• YOUR TASK
Copy every line of the records below where the word "ينظر" occurs.

• STORED DATA
━━━━

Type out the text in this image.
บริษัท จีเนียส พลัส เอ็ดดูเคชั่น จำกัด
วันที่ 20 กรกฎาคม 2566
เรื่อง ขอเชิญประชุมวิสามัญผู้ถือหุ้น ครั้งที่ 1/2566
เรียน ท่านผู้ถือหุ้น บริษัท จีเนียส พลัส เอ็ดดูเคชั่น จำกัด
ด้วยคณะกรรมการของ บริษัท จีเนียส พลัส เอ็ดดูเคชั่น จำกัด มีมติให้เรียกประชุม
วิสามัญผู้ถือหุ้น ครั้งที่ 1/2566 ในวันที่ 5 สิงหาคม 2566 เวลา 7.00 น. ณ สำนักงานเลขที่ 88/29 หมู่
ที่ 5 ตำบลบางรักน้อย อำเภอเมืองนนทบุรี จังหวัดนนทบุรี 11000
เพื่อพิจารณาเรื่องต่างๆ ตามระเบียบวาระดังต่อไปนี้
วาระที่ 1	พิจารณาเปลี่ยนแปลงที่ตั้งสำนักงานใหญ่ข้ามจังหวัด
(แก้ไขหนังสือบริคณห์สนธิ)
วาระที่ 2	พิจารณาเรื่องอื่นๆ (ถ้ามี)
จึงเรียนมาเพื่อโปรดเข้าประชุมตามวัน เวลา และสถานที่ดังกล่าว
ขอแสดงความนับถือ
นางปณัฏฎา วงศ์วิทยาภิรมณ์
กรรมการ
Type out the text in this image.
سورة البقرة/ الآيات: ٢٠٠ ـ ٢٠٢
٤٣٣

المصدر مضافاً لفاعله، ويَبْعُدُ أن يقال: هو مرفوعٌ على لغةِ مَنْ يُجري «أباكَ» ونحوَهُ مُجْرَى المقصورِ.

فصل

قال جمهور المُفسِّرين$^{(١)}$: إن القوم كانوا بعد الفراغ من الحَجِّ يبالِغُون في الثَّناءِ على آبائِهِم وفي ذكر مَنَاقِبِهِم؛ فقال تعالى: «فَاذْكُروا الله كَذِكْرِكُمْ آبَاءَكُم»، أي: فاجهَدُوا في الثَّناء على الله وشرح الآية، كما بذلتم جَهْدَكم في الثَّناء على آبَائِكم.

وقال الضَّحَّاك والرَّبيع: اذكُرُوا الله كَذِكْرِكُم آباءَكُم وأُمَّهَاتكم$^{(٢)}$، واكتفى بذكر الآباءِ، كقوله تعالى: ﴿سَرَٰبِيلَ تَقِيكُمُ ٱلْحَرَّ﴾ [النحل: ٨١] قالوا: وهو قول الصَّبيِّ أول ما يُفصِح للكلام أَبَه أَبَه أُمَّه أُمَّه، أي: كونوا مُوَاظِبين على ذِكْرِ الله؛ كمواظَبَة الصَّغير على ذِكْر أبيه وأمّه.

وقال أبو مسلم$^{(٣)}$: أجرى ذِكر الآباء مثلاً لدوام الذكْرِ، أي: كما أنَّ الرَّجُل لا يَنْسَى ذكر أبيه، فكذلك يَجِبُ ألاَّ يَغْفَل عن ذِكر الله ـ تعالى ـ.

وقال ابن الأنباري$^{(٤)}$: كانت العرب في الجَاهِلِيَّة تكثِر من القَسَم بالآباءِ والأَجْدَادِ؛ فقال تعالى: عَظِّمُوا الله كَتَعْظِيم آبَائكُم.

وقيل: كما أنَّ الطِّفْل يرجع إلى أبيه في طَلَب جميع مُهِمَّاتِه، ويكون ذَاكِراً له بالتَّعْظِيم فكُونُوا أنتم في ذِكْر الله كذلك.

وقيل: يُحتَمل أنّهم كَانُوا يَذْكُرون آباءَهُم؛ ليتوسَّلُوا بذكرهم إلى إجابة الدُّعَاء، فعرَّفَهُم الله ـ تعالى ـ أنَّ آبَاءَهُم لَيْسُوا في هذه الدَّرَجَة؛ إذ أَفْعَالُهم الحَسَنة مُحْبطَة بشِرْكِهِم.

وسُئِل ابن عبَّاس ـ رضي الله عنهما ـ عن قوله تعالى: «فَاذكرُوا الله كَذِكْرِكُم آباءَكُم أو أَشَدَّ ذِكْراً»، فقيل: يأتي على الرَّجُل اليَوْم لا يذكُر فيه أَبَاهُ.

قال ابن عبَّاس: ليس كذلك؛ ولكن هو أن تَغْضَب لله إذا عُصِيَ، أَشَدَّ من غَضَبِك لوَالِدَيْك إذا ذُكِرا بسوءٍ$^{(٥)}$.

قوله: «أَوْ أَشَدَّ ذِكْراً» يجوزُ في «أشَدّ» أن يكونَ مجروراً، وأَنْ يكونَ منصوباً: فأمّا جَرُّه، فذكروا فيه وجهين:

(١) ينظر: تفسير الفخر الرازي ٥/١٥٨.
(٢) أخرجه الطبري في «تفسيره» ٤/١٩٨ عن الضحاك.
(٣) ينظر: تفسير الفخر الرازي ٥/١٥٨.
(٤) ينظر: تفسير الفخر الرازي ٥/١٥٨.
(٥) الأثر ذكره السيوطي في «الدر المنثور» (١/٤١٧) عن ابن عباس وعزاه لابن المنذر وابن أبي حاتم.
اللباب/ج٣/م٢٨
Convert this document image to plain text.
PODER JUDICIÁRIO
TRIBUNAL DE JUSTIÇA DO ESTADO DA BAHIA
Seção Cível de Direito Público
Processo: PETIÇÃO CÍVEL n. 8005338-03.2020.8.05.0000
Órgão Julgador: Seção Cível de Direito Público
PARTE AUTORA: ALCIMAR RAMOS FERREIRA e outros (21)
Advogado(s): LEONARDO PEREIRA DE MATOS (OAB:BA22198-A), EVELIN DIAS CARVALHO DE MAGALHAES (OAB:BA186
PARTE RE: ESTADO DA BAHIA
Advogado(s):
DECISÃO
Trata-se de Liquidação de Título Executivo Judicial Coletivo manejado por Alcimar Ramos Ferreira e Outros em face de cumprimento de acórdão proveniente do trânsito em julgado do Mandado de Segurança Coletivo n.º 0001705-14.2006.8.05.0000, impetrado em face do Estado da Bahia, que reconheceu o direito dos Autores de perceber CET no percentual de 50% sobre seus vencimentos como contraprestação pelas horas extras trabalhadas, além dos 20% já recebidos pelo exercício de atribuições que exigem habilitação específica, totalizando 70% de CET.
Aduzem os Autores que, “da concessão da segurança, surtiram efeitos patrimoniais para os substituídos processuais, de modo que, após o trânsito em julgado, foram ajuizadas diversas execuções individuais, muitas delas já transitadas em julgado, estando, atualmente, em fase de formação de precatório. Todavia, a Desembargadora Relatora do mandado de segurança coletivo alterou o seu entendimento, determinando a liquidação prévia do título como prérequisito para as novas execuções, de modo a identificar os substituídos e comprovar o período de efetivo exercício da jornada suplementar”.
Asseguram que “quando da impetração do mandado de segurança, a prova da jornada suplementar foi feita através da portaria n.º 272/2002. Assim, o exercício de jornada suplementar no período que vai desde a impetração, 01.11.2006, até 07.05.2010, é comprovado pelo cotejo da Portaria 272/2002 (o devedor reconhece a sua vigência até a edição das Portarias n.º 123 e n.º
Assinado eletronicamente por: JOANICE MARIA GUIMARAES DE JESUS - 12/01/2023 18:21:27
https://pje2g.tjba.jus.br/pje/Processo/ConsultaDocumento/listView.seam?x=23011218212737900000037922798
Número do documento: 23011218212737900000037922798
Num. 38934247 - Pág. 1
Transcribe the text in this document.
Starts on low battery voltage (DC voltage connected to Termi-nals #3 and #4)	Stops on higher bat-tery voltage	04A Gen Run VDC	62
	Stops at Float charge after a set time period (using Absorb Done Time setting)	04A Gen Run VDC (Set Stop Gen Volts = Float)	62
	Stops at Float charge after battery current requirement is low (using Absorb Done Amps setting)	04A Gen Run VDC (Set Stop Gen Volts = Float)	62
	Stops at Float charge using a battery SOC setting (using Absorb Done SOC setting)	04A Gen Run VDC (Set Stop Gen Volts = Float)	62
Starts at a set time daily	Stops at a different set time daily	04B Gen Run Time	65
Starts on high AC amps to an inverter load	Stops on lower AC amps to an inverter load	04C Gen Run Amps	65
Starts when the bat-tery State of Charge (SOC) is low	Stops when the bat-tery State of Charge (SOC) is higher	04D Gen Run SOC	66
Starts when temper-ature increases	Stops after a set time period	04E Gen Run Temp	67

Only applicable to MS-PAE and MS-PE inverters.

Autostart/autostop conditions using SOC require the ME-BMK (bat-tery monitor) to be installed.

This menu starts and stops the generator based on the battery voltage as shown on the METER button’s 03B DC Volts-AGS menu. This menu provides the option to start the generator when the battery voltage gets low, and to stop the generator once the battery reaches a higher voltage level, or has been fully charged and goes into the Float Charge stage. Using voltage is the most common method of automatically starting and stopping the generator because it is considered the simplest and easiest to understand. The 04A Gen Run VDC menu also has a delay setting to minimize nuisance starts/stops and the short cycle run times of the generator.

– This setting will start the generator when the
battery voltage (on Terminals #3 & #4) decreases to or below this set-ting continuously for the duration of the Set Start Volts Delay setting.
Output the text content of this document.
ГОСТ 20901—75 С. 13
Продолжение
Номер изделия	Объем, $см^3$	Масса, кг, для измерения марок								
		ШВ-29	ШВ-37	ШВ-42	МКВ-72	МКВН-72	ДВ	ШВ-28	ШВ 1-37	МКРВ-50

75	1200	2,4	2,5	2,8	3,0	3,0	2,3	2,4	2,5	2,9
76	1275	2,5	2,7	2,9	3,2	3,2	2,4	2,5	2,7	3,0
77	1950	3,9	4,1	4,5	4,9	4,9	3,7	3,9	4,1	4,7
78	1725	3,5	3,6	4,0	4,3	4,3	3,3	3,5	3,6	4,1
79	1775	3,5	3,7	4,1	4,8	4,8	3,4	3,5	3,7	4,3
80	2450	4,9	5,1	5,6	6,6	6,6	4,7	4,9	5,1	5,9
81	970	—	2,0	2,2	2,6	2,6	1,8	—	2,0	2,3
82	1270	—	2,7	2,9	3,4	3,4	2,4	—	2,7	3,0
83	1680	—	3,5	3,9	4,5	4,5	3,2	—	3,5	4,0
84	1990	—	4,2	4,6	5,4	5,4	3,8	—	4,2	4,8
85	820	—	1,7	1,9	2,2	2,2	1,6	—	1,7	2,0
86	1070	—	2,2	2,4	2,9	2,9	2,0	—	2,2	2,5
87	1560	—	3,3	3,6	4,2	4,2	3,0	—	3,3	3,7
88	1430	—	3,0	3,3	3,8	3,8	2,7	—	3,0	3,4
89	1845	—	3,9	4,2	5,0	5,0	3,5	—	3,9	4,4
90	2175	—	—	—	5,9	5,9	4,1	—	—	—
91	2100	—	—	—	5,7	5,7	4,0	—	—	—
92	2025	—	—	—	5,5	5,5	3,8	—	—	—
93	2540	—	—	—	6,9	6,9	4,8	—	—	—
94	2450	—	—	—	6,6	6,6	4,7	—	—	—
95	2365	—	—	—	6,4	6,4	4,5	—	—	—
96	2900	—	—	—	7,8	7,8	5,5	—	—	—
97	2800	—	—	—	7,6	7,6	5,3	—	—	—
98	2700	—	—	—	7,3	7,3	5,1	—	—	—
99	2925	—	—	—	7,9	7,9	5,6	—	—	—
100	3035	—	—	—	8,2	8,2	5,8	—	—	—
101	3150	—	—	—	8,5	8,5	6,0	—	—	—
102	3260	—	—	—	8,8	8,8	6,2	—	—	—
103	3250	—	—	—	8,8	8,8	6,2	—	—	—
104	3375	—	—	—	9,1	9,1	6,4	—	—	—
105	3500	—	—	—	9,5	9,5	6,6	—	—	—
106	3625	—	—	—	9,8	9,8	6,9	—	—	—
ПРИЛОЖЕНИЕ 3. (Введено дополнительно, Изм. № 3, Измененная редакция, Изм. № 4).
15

━━━━

• EXERCISE OUTPUT
(١) ينظر: تفسير الفخر الرازي ٥/١٥٨.
(٣) ينظر: تفسير الفخر الرازي ٥/١٥٨.
(٤) ينظر: تفسير الفخر الرازي ٥/١٥٨.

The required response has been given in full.